___ DATA LISTING
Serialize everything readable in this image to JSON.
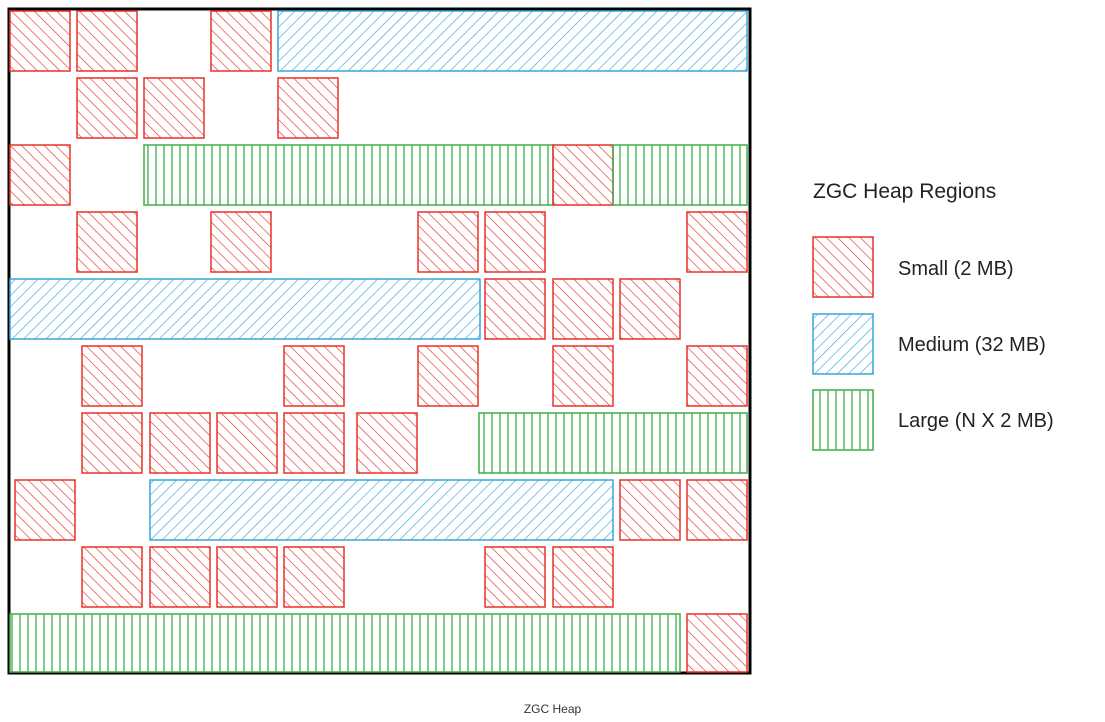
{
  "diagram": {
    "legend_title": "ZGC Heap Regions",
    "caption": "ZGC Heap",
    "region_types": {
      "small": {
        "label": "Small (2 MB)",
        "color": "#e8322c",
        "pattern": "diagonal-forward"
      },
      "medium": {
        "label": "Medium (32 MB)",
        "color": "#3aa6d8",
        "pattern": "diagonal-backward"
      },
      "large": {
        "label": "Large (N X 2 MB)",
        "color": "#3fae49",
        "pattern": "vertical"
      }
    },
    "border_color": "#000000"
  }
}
______
- EXERCISE -
Leaving aside the images, write out the entries above word for word.

- ANSWER FOR THE TASK -
Serialize everything readable in this image to JSON.
{
  "diagram": {
    "legend_title": "ZGC Heap Regions",
    "caption": "ZGC Heap",
    "region_types": {
      "small": {
        "label": "Small (2 MB)",
        "color": "#e8322c",
        "pattern": "diagonal-forward"
      },
      "medium": {
        "label": "Medium (32 MB)",
        "color": "#3aa6d8",
        "pattern": "diagonal-backward"
      },
      "large": {
        "label": "Large (N X 2 MB)",
        "color": "#3fae49",
        "pattern": "vertical"
      }
    },
    "border_color": "#000000"
  }
}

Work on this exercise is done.